-- start STORED ROWS --

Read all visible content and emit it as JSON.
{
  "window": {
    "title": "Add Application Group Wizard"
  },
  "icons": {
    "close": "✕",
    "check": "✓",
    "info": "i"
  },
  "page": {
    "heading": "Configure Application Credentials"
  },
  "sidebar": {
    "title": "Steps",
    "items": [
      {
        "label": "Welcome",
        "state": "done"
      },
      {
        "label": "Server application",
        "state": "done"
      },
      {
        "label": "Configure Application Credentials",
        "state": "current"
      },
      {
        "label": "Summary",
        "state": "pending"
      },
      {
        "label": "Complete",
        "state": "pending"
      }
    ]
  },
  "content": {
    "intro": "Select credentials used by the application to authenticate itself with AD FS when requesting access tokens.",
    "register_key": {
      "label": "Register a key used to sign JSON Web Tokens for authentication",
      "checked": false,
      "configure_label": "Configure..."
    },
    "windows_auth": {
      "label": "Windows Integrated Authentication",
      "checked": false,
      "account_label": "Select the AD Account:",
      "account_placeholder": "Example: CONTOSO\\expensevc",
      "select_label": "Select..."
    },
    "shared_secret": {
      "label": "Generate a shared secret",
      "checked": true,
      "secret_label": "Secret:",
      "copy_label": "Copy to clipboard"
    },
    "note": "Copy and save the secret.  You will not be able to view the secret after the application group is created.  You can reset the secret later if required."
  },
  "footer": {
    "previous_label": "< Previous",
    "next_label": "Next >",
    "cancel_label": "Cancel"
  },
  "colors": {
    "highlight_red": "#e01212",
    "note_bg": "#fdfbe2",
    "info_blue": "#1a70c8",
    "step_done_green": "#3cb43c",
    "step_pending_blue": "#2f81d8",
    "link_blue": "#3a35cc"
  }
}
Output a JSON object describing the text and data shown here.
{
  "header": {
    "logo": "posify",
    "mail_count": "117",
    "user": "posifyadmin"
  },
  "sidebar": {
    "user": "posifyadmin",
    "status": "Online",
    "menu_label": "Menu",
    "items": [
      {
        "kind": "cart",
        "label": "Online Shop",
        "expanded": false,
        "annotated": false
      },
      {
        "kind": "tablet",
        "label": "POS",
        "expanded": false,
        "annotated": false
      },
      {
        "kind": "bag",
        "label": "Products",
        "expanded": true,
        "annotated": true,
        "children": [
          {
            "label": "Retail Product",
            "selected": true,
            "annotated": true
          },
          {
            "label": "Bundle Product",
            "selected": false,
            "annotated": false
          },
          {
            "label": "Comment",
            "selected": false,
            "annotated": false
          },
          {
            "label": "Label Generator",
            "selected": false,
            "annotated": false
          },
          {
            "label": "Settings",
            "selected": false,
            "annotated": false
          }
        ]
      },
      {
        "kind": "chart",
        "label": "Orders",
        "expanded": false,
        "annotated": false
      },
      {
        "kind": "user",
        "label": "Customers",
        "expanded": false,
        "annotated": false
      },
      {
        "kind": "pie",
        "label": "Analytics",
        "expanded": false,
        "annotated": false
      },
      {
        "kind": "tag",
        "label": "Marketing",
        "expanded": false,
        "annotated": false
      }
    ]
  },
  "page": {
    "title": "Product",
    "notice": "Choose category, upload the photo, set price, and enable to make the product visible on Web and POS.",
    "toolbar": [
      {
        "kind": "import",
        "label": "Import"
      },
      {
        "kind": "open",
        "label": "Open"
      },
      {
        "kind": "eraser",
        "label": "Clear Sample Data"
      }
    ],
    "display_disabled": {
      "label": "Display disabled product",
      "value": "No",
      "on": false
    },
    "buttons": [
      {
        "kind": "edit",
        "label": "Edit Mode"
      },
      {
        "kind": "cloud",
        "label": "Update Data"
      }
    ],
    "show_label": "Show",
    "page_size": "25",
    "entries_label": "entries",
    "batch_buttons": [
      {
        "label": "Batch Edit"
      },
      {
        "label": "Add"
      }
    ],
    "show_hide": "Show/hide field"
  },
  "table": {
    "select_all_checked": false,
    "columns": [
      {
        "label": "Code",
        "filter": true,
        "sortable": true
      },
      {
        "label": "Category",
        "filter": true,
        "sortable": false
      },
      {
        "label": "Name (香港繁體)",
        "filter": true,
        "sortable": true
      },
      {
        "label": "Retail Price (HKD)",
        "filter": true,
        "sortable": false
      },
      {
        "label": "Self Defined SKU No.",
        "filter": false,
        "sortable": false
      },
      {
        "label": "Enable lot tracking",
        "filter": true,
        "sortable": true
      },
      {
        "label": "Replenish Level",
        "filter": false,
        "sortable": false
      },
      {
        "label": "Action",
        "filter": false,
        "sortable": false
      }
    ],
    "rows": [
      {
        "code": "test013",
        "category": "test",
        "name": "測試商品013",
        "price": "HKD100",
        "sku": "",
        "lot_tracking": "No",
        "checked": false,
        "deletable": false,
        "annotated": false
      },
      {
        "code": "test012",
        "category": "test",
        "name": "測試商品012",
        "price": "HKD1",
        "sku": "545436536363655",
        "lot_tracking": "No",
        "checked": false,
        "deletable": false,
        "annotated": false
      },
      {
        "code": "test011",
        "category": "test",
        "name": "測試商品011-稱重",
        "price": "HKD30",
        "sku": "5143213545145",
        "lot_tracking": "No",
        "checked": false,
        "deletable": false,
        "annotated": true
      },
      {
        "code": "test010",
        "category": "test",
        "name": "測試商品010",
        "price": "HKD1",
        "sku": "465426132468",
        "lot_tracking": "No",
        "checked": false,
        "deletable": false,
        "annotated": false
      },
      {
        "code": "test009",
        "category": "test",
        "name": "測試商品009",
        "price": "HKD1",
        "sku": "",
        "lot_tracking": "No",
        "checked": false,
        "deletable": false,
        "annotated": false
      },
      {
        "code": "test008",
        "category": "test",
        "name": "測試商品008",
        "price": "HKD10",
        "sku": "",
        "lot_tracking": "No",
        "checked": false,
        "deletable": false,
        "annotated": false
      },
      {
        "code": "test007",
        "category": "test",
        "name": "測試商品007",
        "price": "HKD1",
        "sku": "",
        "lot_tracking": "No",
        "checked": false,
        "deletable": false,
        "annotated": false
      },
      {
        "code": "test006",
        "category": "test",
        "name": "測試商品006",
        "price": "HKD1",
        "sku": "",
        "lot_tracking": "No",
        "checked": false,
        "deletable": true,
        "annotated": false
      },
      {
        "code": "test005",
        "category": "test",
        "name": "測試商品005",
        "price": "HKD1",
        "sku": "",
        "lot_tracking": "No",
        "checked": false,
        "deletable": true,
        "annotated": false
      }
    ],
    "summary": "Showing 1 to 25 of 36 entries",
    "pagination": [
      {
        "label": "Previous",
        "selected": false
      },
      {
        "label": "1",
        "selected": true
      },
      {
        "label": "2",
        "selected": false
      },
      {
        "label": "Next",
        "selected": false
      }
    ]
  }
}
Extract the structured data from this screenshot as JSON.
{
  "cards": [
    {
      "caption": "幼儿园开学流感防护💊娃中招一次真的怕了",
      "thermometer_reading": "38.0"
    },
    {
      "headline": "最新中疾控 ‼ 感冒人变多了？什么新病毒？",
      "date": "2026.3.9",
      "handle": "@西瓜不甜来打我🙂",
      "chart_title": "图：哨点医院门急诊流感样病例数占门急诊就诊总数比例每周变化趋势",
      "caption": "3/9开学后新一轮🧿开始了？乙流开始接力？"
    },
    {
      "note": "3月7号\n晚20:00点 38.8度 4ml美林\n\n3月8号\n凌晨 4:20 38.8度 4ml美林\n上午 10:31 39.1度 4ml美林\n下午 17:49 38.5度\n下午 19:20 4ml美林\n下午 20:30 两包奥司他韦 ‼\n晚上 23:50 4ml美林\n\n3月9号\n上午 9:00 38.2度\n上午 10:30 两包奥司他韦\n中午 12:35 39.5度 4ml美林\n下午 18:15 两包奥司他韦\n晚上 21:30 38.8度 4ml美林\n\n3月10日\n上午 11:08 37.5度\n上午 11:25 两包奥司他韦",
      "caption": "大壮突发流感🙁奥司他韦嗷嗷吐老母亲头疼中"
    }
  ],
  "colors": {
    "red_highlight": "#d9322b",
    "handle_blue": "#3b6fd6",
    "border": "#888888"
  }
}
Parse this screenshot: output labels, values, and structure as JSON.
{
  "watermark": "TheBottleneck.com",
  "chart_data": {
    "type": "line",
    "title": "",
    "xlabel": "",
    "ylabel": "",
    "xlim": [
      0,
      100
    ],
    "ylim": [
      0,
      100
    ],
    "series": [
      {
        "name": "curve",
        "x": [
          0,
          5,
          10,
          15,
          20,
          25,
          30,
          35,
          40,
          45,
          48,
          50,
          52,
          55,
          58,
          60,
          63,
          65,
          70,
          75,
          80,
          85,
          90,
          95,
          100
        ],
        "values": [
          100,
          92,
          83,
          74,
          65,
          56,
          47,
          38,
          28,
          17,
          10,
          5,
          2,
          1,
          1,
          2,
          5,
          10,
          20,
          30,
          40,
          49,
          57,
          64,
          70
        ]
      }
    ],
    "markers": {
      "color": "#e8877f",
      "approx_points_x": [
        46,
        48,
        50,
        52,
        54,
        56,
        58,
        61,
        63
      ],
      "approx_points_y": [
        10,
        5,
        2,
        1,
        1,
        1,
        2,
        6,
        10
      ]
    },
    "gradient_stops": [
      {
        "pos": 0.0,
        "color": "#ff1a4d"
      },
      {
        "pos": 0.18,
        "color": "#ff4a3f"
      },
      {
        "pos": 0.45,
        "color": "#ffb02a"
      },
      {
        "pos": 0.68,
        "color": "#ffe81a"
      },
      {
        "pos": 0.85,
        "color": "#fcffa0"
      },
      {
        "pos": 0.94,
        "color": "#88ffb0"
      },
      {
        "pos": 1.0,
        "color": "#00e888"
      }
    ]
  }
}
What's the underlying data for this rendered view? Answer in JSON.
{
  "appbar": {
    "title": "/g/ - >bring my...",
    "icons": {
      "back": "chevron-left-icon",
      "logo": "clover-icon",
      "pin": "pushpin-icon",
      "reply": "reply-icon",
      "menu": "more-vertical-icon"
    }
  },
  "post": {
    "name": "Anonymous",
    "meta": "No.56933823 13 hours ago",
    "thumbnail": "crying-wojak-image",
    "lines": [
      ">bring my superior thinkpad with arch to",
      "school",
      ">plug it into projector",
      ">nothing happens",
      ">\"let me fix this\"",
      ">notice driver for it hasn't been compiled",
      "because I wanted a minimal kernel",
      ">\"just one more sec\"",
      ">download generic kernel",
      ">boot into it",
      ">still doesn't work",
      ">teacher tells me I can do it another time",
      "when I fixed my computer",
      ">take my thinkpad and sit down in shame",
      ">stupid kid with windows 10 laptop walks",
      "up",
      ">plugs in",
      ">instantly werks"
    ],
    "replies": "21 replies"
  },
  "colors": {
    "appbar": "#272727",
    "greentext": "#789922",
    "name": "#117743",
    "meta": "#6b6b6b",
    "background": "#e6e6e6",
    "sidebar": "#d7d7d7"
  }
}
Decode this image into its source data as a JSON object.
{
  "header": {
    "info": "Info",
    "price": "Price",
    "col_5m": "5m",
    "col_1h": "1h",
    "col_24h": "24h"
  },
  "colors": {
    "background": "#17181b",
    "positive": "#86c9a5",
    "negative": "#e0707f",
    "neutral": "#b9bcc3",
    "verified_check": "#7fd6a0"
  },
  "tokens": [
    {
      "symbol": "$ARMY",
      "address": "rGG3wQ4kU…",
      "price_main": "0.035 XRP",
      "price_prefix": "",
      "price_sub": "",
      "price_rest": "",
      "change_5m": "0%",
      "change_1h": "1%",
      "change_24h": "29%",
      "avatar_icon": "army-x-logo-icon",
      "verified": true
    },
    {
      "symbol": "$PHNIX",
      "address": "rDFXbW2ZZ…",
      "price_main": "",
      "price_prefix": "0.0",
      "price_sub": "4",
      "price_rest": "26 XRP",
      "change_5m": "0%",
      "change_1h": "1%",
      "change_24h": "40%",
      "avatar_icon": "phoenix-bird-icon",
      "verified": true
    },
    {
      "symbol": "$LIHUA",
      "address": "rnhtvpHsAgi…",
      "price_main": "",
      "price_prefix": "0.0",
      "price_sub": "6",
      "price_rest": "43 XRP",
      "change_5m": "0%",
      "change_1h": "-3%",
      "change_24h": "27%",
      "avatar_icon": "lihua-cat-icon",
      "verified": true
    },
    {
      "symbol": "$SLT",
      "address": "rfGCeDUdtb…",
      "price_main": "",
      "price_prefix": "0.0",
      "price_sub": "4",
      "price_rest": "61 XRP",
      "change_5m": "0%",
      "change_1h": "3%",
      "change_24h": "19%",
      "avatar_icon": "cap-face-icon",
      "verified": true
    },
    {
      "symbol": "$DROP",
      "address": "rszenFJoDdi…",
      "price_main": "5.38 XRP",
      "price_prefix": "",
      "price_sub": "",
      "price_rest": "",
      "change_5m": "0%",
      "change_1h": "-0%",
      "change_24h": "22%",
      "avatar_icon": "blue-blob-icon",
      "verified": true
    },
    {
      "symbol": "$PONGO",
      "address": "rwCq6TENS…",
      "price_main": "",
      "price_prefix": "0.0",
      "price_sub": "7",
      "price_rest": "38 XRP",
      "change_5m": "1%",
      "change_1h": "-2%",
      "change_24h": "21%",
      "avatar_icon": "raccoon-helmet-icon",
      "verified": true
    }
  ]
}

-- end STORED ROWS --

WHAT THE TASK ASKS: Which lines of the data above contain "JSON"? Copy each one.

ANSWER TO THE EXERCISE:
Read all visible content and emit it as JSON.
      "label": "Register a key used to sign JSON Web Tokens for authentication",
Output a JSON object describing the text and data shown here.
Extract the structured data from this screenshot as JSON.
Parse this screenshot: output labels, values, and structure as JSON.
What's the underlying data for this rendered view? Answer in JSON.
Decode this image into its source data as a JSON object.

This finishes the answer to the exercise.